In the data below, find every line with the string "title" and pull it out.

(Entries from a visual dataset)
════════════════════
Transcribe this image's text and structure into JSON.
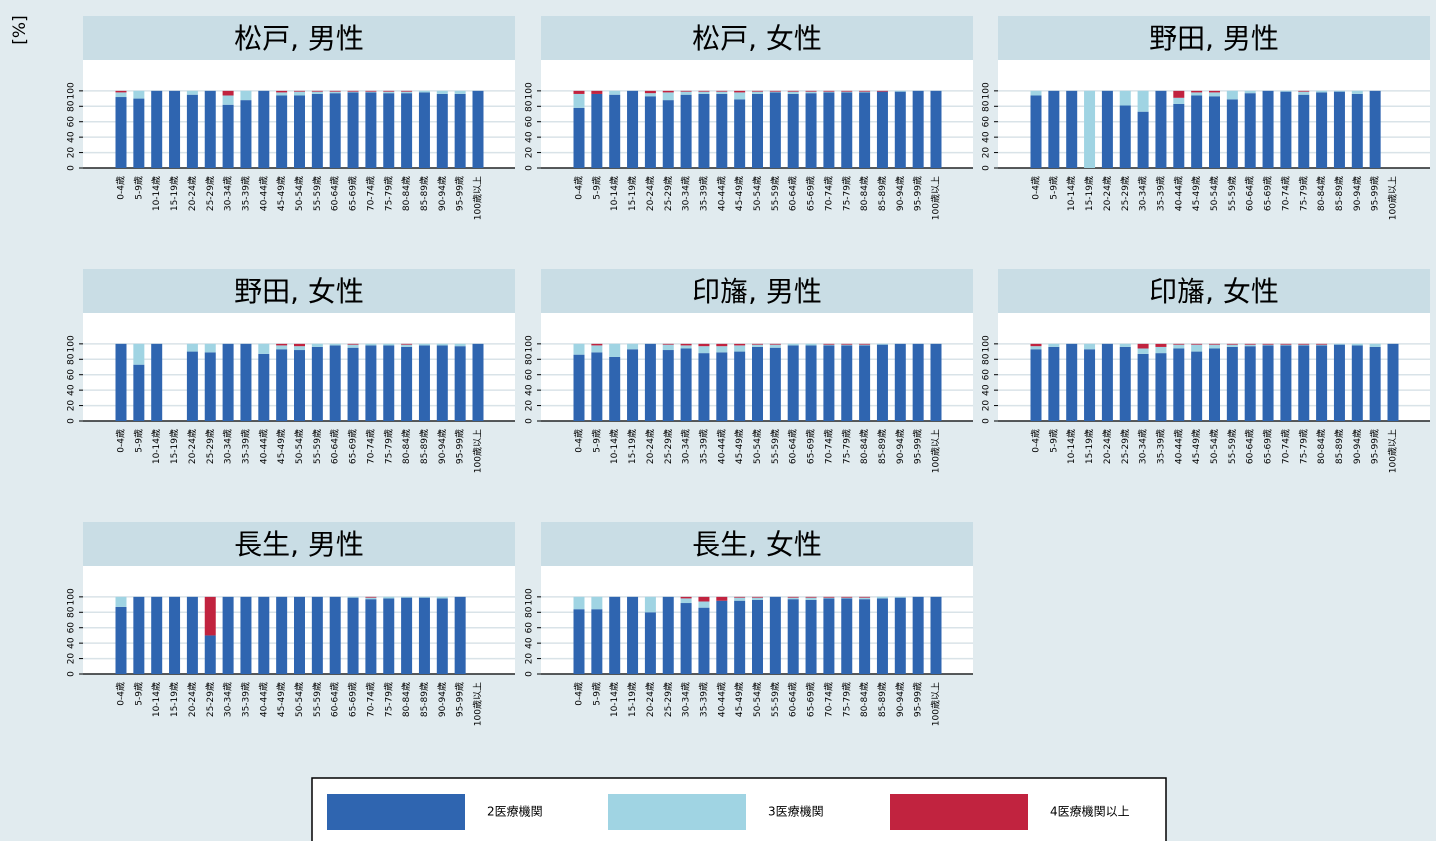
{
  "chart_data": [
    {
      "type": "bar",
      "title": "松戸, 男性",
      "ylabel": "[%]",
      "categories": [
        "0-4歳",
        "5-9歳",
        "10-14歳",
        "15-19歳",
        "20-24歳",
        "25-29歳",
        "30-34歳",
        "35-39歳",
        "40-44歳",
        "45-49歳",
        "50-54歳",
        "55-59歳",
        "60-64歳",
        "65-69歳",
        "70-74歳",
        "75-79歳",
        "80-84歳",
        "85-89歳",
        "90-94歳",
        "95-99歳",
        "100歳以上"
      ],
      "series": [
        {
          "name": "2医療機関",
          "color": "#2f65b0",
          "values": [
            92,
            90,
            100,
            100,
            95,
            100,
            82,
            88,
            100,
            94,
            94,
            96,
            97,
            98,
            98,
            97,
            97,
            98,
            96,
            96,
            100
          ]
        },
        {
          "name": "3医療機関",
          "color": "#a0d4e3",
          "values": [
            6,
            10,
            0,
            0,
            5,
            0,
            12,
            12,
            0,
            4,
            5,
            3,
            2,
            1,
            1,
            2,
            2,
            2,
            4,
            4,
            0
          ]
        },
        {
          "name": "4医療機関以上",
          "color": "#c1233f",
          "values": [
            2,
            0,
            0,
            0,
            0,
            0,
            6,
            0,
            0,
            2,
            1,
            1,
            1,
            1,
            1,
            1,
            1,
            0,
            0,
            0,
            0
          ]
        }
      ],
      "ylim": [
        0,
        140
      ],
      "yticks": [
        0,
        20,
        40,
        60,
        80,
        100
      ],
      "stacked": true,
      "grid": true
    },
    {
      "type": "bar",
      "title": "松戸, 女性",
      "categories": [
        "0-4歳",
        "5-9歳",
        "10-14歳",
        "15-19歳",
        "20-24歳",
        "25-29歳",
        "30-34歳",
        "35-39歳",
        "40-44歳",
        "45-49歳",
        "50-54歳",
        "55-59歳",
        "60-64歳",
        "65-69歳",
        "70-74歳",
        "75-79歳",
        "80-84歳",
        "85-89歳",
        "90-94歳",
        "95-99歳",
        "100歳以上"
      ],
      "series": [
        {
          "name": "2医療機関",
          "color": "#2f65b0",
          "values": [
            78,
            96,
            95,
            100,
            93,
            88,
            95,
            96,
            96,
            89,
            96,
            98,
            96,
            97,
            98,
            98,
            98,
            99,
            99,
            100,
            100
          ]
        },
        {
          "name": "3医療機関",
          "color": "#a0d4e3",
          "values": [
            18,
            0,
            5,
            0,
            4,
            10,
            4,
            3,
            3,
            9,
            3,
            1,
            3,
            2,
            1,
            1,
            1,
            0,
            1,
            0,
            0
          ]
        },
        {
          "name": "4医療機関以上",
          "color": "#c1233f",
          "values": [
            4,
            4,
            0,
            0,
            3,
            2,
            1,
            1,
            1,
            2,
            1,
            1,
            1,
            1,
            1,
            1,
            1,
            1,
            0,
            0,
            0
          ]
        }
      ],
      "ylim": [
        0,
        140
      ],
      "yticks": [
        0,
        20,
        40,
        60,
        80,
        100
      ],
      "stacked": true,
      "grid": true
    },
    {
      "type": "bar",
      "title": "野田, 男性",
      "categories": [
        "0-4歳",
        "5-9歳",
        "10-14歳",
        "15-19歳",
        "20-24歳",
        "25-29歳",
        "30-34歳",
        "35-39歳",
        "40-44歳",
        "45-49歳",
        "50-54歳",
        "55-59歳",
        "60-64歳",
        "65-69歳",
        "70-74歳",
        "75-79歳",
        "80-84歳",
        "85-89歳",
        "90-94歳",
        "95-99歳",
        "100歳以上"
      ],
      "series": [
        {
          "name": "2医療機関",
          "color": "#2f65b0",
          "values": [
            94,
            100,
            100,
            0,
            100,
            81,
            73,
            100,
            83,
            94,
            93,
            89,
            97,
            100,
            99,
            95,
            98,
            99,
            96,
            100,
            0
          ]
        },
        {
          "name": "3医療機関",
          "color": "#a0d4e3",
          "values": [
            6,
            0,
            0,
            100,
            0,
            19,
            27,
            0,
            8,
            4,
            5,
            11,
            3,
            0,
            1,
            4,
            2,
            1,
            4,
            0,
            0
          ]
        },
        {
          "name": "4医療機関以上",
          "color": "#c1233f",
          "values": [
            0,
            0,
            0,
            0,
            0,
            0,
            0,
            0,
            9,
            2,
            2,
            0,
            0,
            0,
            0,
            1,
            0,
            0,
            0,
            0,
            0
          ]
        }
      ],
      "ylim": [
        0,
        140
      ],
      "yticks": [
        0,
        20,
        40,
        60,
        80,
        100
      ],
      "stacked": true,
      "grid": true
    },
    {
      "type": "bar",
      "title": "野田, 女性",
      "categories": [
        "0-4歳",
        "5-9歳",
        "10-14歳",
        "15-19歳",
        "20-24歳",
        "25-29歳",
        "30-34歳",
        "35-39歳",
        "40-44歳",
        "45-49歳",
        "50-54歳",
        "55-59歳",
        "60-64歳",
        "65-69歳",
        "70-74歳",
        "75-79歳",
        "80-84歳",
        "85-89歳",
        "90-94歳",
        "95-99歳",
        "100歳以上"
      ],
      "series": [
        {
          "name": "2医療機関",
          "color": "#2f65b0",
          "values": [
            100,
            73,
            100,
            0,
            90,
            89,
            100,
            100,
            87,
            93,
            92,
            96,
            98,
            95,
            98,
            98,
            96,
            98,
            98,
            97,
            100
          ]
        },
        {
          "name": "3医療機関",
          "color": "#a0d4e3",
          "values": [
            0,
            27,
            0,
            0,
            10,
            11,
            0,
            0,
            13,
            5,
            5,
            4,
            2,
            4,
            2,
            2,
            3,
            2,
            2,
            3,
            0
          ]
        },
        {
          "name": "4医療機関以上",
          "color": "#c1233f",
          "values": [
            0,
            0,
            0,
            0,
            0,
            0,
            0,
            0,
            0,
            2,
            3,
            0,
            0,
            1,
            0,
            0,
            1,
            0,
            0,
            0,
            0
          ]
        }
      ],
      "ylim": [
        0,
        140
      ],
      "yticks": [
        0,
        20,
        40,
        60,
        80,
        100
      ],
      "stacked": true,
      "grid": true
    },
    {
      "type": "bar",
      "title": "印旛, 男性",
      "categories": [
        "0-4歳",
        "5-9歳",
        "10-14歳",
        "15-19歳",
        "20-24歳",
        "25-29歳",
        "30-34歳",
        "35-39歳",
        "40-44歳",
        "45-49歳",
        "50-54歳",
        "55-59歳",
        "60-64歳",
        "65-69歳",
        "70-74歳",
        "75-79歳",
        "80-84歳",
        "85-89歳",
        "90-94歳",
        "95-99歳",
        "100歳以上"
      ],
      "series": [
        {
          "name": "2医療機関",
          "color": "#2f65b0",
          "values": [
            86,
            89,
            83,
            93,
            100,
            92,
            94,
            88,
            89,
            90,
            96,
            95,
            98,
            98,
            98,
            98,
            98,
            99,
            100,
            100,
            100
          ]
        },
        {
          "name": "3医療機関",
          "color": "#a0d4e3",
          "values": [
            14,
            9,
            17,
            7,
            0,
            7,
            4,
            9,
            8,
            8,
            3,
            4,
            2,
            2,
            1,
            1,
            1,
            1,
            0,
            0,
            0
          ]
        },
        {
          "name": "4医療機関以上",
          "color": "#c1233f",
          "values": [
            0,
            2,
            0,
            0,
            0,
            1,
            2,
            3,
            3,
            2,
            1,
            1,
            0,
            0,
            1,
            1,
            1,
            0,
            0,
            0,
            0
          ]
        }
      ],
      "ylim": [
        0,
        140
      ],
      "yticks": [
        0,
        20,
        40,
        60,
        80,
        100
      ],
      "stacked": true,
      "grid": true
    },
    {
      "type": "bar",
      "title": "印旛, 女性",
      "categories": [
        "0-4歳",
        "5-9歳",
        "10-14歳",
        "15-19歳",
        "20-24歳",
        "25-29歳",
        "30-34歳",
        "35-39歳",
        "40-44歳",
        "45-49歳",
        "50-54歳",
        "55-59歳",
        "60-64歳",
        "65-69歳",
        "70-74歳",
        "75-79歳",
        "80-84歳",
        "85-89歳",
        "90-94歳",
        "95-99歳",
        "100歳以上"
      ],
      "series": [
        {
          "name": "2医療機関",
          "color": "#2f65b0",
          "values": [
            93,
            96,
            100,
            93,
            100,
            96,
            87,
            88,
            94,
            90,
            94,
            96,
            97,
            98,
            98,
            98,
            98,
            99,
            98,
            96,
            100
          ]
        },
        {
          "name": "3医療機関",
          "color": "#a0d4e3",
          "values": [
            4,
            4,
            0,
            7,
            0,
            4,
            7,
            8,
            5,
            9,
            5,
            3,
            2,
            1,
            1,
            1,
            1,
            1,
            2,
            4,
            0
          ]
        },
        {
          "name": "4医療機関以上",
          "color": "#c1233f",
          "values": [
            3,
            0,
            0,
            0,
            0,
            0,
            6,
            4,
            1,
            1,
            1,
            1,
            1,
            1,
            1,
            1,
            1,
            0,
            0,
            0,
            0
          ]
        }
      ],
      "ylim": [
        0,
        140
      ],
      "yticks": [
        0,
        20,
        40,
        60,
        80,
        100
      ],
      "stacked": true,
      "grid": true
    },
    {
      "type": "bar",
      "title": "長生, 男性",
      "categories": [
        "0-4歳",
        "5-9歳",
        "10-14歳",
        "15-19歳",
        "20-24歳",
        "25-29歳",
        "30-34歳",
        "35-39歳",
        "40-44歳",
        "45-49歳",
        "50-54歳",
        "55-59歳",
        "60-64歳",
        "65-69歳",
        "70-74歳",
        "75-79歳",
        "80-84歳",
        "85-89歳",
        "90-94歳",
        "95-99歳",
        "100歳以上"
      ],
      "series": [
        {
          "name": "2医療機関",
          "color": "#2f65b0",
          "values": [
            87,
            100,
            100,
            100,
            100,
            50,
            100,
            100,
            100,
            100,
            100,
            100,
            100,
            99,
            97,
            98,
            99,
            99,
            98,
            100,
            0
          ]
        },
        {
          "name": "3医療機関",
          "color": "#a0d4e3",
          "values": [
            13,
            0,
            0,
            0,
            0,
            0,
            0,
            0,
            0,
            0,
            0,
            0,
            0,
            1,
            2,
            2,
            1,
            1,
            2,
            0,
            0
          ]
        },
        {
          "name": "4医療機関以上",
          "color": "#c1233f",
          "values": [
            0,
            0,
            0,
            0,
            0,
            50,
            0,
            0,
            0,
            0,
            0,
            0,
            0,
            0,
            1,
            0,
            0,
            0,
            0,
            0,
            0
          ]
        }
      ],
      "ylim": [
        0,
        140
      ],
      "yticks": [
        0,
        20,
        40,
        60,
        80,
        100
      ],
      "stacked": true,
      "grid": true
    },
    {
      "type": "bar",
      "title": "長生, 女性",
      "categories": [
        "0-4歳",
        "5-9歳",
        "10-14歳",
        "15-19歳",
        "20-24歳",
        "25-29歳",
        "30-34歳",
        "35-39歳",
        "40-44歳",
        "45-49歳",
        "50-54歳",
        "55-59歳",
        "60-64歳",
        "65-69歳",
        "70-74歳",
        "75-79歳",
        "80-84歳",
        "85-89歳",
        "90-94歳",
        "95-99歳",
        "100歳以上"
      ],
      "series": [
        {
          "name": "2医療機関",
          "color": "#2f65b0",
          "values": [
            84,
            84,
            100,
            100,
            80,
            100,
            92,
            86,
            95,
            95,
            96,
            100,
            97,
            96,
            98,
            98,
            97,
            98,
            99,
            100,
            100
          ]
        },
        {
          "name": "3医療機関",
          "color": "#a0d4e3",
          "values": [
            16,
            16,
            0,
            0,
            20,
            0,
            6,
            8,
            0,
            4,
            3,
            0,
            2,
            3,
            1,
            1,
            2,
            2,
            1,
            0,
            0
          ]
        },
        {
          "name": "4医療機関以上",
          "color": "#c1233f",
          "values": [
            0,
            0,
            0,
            0,
            0,
            0,
            2,
            6,
            5,
            1,
            1,
            0,
            1,
            1,
            1,
            1,
            1,
            0,
            0,
            0,
            0
          ]
        }
      ],
      "ylim": [
        0,
        140
      ],
      "yticks": [
        0,
        20,
        40,
        60,
        80,
        100
      ],
      "stacked": true,
      "grid": true
    }
  ]
}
════════════════════
**Worked answer**
      "title": "松戸, 男性",
      "title": "松戸, 女性",
      "title": "野田, 男性",
      "title": "野田, 女性",
      "title": "印旛, 男性",
      "title": "印旛, 女性",
      "title": "長生, 男性",
      "title": "長生, 女性",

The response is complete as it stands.